>> Start Records for the task
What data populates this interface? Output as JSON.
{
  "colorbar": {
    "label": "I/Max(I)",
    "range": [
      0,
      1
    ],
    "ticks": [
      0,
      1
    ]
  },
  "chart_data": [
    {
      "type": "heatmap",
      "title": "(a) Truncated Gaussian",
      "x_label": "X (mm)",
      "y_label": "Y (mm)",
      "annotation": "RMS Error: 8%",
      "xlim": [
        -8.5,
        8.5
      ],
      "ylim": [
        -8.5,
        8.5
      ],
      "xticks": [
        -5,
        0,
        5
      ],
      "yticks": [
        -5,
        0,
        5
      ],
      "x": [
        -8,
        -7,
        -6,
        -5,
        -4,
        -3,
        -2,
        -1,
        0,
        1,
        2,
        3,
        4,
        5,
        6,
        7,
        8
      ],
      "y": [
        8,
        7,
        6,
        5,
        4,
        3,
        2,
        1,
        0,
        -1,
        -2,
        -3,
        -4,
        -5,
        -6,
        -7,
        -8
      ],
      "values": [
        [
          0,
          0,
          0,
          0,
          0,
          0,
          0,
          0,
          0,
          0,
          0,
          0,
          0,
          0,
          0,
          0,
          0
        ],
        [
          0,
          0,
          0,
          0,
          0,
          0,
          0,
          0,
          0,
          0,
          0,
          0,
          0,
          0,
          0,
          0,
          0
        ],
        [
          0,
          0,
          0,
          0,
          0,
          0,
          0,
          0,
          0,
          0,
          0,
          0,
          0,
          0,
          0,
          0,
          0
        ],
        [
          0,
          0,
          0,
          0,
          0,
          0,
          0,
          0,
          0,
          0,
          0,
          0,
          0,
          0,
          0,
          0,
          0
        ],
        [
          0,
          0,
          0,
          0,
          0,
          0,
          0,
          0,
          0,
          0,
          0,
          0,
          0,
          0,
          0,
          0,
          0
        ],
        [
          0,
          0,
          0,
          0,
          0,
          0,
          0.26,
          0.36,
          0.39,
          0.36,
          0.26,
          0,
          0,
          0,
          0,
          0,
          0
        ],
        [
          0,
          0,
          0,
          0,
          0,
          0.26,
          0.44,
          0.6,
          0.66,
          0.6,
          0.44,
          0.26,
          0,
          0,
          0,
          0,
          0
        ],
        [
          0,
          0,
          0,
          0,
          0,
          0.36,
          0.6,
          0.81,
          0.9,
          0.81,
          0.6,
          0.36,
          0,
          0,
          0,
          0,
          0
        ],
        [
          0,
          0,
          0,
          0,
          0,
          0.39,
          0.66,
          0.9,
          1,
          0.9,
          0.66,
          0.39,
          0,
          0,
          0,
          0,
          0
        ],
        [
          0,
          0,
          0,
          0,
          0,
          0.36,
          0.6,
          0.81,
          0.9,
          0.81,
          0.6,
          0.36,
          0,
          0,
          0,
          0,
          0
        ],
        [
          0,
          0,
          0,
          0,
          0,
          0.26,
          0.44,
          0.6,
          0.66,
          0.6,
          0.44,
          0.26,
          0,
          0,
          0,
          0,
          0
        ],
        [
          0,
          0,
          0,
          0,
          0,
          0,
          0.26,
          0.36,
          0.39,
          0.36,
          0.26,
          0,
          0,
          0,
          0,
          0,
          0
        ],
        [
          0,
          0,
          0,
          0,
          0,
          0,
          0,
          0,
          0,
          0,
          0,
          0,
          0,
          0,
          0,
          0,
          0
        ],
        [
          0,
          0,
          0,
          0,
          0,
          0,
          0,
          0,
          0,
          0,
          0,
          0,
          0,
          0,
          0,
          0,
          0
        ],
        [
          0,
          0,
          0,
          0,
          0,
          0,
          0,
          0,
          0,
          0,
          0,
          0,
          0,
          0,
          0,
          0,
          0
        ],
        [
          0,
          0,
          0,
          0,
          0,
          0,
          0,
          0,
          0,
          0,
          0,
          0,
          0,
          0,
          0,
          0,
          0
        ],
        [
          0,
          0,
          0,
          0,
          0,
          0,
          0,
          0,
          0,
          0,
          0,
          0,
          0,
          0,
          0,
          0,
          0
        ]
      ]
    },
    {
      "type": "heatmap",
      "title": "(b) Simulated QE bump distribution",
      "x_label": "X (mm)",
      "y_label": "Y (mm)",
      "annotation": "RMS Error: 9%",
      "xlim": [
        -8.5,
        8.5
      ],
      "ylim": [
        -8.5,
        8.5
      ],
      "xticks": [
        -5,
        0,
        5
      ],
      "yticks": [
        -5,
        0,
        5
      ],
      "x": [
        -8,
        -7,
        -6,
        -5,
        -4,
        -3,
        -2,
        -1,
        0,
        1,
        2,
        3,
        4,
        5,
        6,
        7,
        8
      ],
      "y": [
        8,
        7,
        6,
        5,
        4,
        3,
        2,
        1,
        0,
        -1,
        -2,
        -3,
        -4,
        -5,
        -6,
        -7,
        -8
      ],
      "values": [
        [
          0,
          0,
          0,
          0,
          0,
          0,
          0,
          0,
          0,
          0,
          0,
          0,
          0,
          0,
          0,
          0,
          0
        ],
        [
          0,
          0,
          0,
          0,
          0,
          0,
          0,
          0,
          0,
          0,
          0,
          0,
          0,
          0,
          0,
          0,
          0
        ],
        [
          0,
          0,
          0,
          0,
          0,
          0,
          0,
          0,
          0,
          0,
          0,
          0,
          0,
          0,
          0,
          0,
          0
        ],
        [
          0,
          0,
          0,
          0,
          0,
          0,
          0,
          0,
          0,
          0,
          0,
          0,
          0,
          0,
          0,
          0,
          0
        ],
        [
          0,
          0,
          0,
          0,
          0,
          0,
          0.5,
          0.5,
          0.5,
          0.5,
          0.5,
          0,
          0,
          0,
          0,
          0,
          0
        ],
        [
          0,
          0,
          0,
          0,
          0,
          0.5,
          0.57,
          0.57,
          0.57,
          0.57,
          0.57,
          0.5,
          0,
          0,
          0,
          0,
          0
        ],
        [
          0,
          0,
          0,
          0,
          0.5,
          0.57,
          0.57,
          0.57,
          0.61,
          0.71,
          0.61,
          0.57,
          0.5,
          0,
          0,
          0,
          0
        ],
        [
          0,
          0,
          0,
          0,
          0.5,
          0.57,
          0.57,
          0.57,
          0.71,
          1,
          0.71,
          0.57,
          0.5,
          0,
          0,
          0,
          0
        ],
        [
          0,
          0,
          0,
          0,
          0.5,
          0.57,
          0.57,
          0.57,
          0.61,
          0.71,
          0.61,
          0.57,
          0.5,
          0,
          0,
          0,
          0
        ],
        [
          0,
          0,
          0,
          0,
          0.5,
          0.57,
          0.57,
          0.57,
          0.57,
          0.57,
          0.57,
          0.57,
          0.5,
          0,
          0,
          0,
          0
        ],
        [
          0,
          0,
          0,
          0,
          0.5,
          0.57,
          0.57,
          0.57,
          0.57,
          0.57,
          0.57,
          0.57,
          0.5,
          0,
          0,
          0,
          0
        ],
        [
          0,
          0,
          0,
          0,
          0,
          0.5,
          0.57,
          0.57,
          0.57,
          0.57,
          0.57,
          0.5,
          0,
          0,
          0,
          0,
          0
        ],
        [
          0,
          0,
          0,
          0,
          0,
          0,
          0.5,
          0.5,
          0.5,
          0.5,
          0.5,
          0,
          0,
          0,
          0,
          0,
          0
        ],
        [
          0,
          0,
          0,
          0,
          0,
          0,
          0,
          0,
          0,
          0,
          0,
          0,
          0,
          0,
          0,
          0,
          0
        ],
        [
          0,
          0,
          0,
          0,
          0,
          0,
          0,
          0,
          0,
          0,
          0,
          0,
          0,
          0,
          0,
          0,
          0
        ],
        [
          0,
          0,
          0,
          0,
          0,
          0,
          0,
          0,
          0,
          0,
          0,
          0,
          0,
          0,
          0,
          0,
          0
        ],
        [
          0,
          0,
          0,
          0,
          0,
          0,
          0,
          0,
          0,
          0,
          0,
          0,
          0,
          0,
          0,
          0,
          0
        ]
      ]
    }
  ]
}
>> End Records for the task
Task instructions: Pull out every line in the data above that has the word "annotation".

In response:
      "annotation": "RMS Error: 8%",
      "annotation": "RMS Error: 9%",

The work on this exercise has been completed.